Reproduce all of the records exactly.

++++ DATA LISTING ++++

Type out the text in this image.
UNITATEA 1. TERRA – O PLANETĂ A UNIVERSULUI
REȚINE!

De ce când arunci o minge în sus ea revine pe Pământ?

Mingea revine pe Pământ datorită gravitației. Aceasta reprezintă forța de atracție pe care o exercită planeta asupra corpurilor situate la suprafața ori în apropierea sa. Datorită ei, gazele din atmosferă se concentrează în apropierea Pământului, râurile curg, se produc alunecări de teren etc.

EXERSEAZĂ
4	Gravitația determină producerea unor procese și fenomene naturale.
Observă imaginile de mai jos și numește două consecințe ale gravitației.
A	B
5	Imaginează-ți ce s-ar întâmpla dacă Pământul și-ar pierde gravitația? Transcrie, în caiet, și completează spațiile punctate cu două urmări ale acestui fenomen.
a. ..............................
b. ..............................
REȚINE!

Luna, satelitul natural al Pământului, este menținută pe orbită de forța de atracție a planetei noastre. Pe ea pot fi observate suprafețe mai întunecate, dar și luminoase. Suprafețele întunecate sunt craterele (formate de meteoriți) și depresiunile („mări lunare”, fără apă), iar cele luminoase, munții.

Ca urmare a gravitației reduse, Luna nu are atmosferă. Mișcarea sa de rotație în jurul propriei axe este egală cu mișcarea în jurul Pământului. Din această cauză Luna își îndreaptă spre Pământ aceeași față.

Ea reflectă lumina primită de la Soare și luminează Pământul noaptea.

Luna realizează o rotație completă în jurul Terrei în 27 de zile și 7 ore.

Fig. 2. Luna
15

++++

• **EXERCISE SOLUTION**:
Type out the text in this image.
UNITATEA 1. TERRA – O PLANETĂ A UNIVERSULUI
REȚINE!

De ce când arunci o minge în sus ea revine pe Pământ?

Mingea revine pe Pământ datorită gravitației. Aceasta reprezintă forța de atracție pe care o exercită planeta asupra corpurilor situate la suprafața ori în apropierea sa. Datorită ei, gazele din atmosferă se concentrează în apropierea Pământului, râurile curg, se produc alunecări de teren etc.

EXERSEAZĂ
4	Gravitația determină producerea unor procese și fenomene naturale.
Observă imaginile de mai jos și numește două consecințe ale gravitației.
A	B
5	Imaginează-ți ce s-ar întâmpla dacă Pământul și-ar pierde gravitația? Transcrie, în caiet, și completează spațiile punctate cu două urmări ale acestui fenomen.
a. ..............................
b. ..............................
REȚINE!

Luna, satelitul natural al Pământului, este menținută pe orbită de forța de atracție a planetei noastre. Pe ea pot fi observate suprafețe mai întunecate, dar și luminoase. Suprafețele întunecate sunt craterele (formate de meteoriți) și depresiunile („mări lunare”, fără apă), iar cele luminoase, munții.

Ca urmare a gravitației reduse, Luna nu are atmosferă. Mișcarea sa de rotație în jurul propriei axe este egală cu mișcarea în jurul Pământului. Din această cauză Luna își îndreaptă spre Pământ aceeași față.

Ea reflectă lumina primită de la Soare și luminează Pământul noaptea.

Luna realizează o rotație completă în jurul Terrei în 27 de zile și 7 ore.

Fig. 2. Luna
15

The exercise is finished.